→ Entries:

* * * * * * * * *

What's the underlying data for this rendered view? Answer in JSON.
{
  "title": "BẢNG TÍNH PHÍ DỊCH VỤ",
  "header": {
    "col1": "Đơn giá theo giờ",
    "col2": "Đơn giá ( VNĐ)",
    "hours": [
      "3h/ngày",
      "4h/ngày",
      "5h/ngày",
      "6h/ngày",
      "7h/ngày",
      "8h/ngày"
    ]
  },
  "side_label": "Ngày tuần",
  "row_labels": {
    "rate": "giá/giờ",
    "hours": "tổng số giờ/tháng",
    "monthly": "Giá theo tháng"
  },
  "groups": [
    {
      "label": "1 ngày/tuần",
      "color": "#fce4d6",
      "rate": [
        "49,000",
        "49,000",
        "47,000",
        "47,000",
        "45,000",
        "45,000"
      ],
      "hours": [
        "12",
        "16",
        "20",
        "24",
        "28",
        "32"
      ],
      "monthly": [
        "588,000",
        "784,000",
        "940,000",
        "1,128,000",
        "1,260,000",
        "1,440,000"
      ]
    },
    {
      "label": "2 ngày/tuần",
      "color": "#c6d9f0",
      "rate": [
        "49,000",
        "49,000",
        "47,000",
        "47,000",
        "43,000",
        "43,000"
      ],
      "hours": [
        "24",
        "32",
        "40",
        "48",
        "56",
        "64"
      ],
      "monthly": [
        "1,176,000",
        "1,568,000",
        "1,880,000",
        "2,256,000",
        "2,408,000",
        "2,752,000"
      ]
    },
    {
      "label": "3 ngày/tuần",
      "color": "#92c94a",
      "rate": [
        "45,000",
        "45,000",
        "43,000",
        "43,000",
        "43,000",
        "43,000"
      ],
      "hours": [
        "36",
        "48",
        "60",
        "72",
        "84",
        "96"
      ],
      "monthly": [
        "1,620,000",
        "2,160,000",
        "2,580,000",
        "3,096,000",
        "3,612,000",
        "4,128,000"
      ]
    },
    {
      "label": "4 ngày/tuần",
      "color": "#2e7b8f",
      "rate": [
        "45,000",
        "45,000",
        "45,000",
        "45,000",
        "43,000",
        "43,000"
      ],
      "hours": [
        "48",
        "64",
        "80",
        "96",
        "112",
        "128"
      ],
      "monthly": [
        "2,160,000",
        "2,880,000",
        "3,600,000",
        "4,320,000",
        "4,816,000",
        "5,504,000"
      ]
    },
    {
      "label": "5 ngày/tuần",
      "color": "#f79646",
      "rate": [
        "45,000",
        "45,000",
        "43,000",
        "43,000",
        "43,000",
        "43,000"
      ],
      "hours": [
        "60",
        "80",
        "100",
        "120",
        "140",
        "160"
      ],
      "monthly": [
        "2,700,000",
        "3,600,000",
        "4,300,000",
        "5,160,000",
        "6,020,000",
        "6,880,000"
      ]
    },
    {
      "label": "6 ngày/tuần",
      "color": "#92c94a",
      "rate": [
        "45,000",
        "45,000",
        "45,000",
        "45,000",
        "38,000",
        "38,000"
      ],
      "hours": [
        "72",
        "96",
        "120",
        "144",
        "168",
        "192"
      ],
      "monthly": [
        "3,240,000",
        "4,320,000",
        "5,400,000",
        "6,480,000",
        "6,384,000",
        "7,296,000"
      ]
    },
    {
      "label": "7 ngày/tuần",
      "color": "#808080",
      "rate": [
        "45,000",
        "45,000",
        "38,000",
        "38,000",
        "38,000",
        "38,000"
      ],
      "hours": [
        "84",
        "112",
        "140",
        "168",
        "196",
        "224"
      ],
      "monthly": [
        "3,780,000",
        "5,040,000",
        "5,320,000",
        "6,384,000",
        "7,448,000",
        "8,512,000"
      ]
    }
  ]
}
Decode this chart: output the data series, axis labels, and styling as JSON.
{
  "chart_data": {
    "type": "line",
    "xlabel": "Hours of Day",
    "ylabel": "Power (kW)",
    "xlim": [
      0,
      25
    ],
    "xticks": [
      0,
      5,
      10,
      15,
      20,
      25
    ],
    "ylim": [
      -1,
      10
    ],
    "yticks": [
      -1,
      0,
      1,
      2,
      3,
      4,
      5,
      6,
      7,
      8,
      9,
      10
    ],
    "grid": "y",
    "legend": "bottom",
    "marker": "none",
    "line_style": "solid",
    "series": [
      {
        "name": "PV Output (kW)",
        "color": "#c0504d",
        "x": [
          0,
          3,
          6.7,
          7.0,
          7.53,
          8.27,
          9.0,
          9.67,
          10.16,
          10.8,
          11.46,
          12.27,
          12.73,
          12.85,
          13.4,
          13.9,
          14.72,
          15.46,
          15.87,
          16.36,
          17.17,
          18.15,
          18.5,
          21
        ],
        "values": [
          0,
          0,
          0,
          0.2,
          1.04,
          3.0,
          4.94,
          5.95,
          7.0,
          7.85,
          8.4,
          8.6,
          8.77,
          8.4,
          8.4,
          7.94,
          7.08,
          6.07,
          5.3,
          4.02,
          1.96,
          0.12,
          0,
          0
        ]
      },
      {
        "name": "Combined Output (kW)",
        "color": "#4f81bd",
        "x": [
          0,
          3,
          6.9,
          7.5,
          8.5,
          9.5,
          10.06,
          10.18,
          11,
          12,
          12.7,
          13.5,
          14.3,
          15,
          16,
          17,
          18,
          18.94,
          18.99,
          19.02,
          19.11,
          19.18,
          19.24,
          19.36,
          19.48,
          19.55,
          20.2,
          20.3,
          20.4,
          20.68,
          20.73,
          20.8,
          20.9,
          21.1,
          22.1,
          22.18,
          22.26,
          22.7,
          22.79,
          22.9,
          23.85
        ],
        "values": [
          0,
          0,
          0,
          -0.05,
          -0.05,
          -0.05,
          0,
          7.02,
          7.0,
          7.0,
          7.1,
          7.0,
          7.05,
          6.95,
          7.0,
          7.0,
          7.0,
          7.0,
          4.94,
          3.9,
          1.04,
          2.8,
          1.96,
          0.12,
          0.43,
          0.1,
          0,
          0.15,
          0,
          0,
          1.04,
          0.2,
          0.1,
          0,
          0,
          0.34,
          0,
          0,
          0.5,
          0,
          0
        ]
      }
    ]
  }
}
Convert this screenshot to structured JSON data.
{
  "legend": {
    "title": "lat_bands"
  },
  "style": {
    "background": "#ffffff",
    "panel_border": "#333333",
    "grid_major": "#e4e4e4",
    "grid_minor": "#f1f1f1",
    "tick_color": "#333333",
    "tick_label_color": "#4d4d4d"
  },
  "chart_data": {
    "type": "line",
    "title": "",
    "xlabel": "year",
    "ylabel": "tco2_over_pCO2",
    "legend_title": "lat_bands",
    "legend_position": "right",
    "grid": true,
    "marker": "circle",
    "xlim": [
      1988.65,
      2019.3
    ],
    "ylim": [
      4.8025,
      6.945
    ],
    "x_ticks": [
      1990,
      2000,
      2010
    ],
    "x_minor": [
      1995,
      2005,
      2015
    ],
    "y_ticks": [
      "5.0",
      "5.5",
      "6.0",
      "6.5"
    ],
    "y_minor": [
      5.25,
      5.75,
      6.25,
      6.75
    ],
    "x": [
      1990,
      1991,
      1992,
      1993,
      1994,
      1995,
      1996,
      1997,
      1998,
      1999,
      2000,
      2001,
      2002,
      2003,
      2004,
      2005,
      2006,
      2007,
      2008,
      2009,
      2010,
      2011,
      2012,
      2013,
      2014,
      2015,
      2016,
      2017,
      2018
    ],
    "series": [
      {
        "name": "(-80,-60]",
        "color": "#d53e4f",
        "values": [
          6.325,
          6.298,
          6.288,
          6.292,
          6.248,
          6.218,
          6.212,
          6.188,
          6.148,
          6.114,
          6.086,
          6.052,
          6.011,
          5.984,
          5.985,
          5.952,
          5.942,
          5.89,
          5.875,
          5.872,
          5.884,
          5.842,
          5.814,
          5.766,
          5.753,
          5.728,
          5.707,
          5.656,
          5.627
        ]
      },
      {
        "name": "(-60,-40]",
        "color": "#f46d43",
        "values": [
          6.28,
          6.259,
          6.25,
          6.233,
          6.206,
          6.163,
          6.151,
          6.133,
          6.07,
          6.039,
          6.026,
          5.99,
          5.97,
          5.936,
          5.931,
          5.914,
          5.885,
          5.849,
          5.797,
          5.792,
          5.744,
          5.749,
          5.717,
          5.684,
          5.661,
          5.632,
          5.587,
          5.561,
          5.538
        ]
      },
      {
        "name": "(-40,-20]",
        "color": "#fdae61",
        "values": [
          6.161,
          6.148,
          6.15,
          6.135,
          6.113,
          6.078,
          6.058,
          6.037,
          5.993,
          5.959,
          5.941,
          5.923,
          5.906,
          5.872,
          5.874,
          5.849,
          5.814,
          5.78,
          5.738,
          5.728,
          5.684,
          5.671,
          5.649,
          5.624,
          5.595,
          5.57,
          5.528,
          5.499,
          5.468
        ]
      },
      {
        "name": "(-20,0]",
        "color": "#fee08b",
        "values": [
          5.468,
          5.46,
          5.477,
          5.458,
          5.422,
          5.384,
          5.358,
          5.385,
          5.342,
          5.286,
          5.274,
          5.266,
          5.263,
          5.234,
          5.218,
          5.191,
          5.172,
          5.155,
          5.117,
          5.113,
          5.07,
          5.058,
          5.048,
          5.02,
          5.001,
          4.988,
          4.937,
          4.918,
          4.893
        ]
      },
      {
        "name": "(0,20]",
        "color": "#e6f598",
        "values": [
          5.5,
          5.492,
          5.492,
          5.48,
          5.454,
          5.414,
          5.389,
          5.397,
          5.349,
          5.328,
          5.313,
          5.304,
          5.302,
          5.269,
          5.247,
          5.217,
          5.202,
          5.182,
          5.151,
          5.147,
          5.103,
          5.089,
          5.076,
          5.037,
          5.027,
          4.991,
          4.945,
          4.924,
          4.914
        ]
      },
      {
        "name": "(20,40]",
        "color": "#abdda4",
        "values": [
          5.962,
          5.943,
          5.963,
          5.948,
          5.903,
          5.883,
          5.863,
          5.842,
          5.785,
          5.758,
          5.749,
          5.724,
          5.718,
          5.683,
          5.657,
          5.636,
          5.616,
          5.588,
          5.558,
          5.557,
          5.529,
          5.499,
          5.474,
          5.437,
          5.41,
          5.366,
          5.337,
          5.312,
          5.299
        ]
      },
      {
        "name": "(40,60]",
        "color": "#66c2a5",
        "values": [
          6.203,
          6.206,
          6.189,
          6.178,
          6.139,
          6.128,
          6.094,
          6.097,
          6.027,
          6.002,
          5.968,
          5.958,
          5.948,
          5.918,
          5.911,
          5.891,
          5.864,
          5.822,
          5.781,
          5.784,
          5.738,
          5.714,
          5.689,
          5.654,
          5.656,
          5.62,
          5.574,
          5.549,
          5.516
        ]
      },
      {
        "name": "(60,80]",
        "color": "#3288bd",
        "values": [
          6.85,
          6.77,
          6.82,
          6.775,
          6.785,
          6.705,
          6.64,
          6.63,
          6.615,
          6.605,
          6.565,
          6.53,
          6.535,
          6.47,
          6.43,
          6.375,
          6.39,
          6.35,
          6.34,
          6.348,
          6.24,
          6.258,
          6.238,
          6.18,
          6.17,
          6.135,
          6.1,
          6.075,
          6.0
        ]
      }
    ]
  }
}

* * * * * * * * *

Copy every line from the records above that contains the word "name".

→ Output of the task:
        "name": "PV Output (kW)",
        "name": "Combined Output (kW)",
        "name": "(-80,-60]",
        "name": "(-60,-40]",
        "name": "(-40,-20]",
        "name": "(-20,0]",
        "name": "(0,20]",
        "name": "(20,40]",
        "name": "(40,60]",
        "name": "(60,80]",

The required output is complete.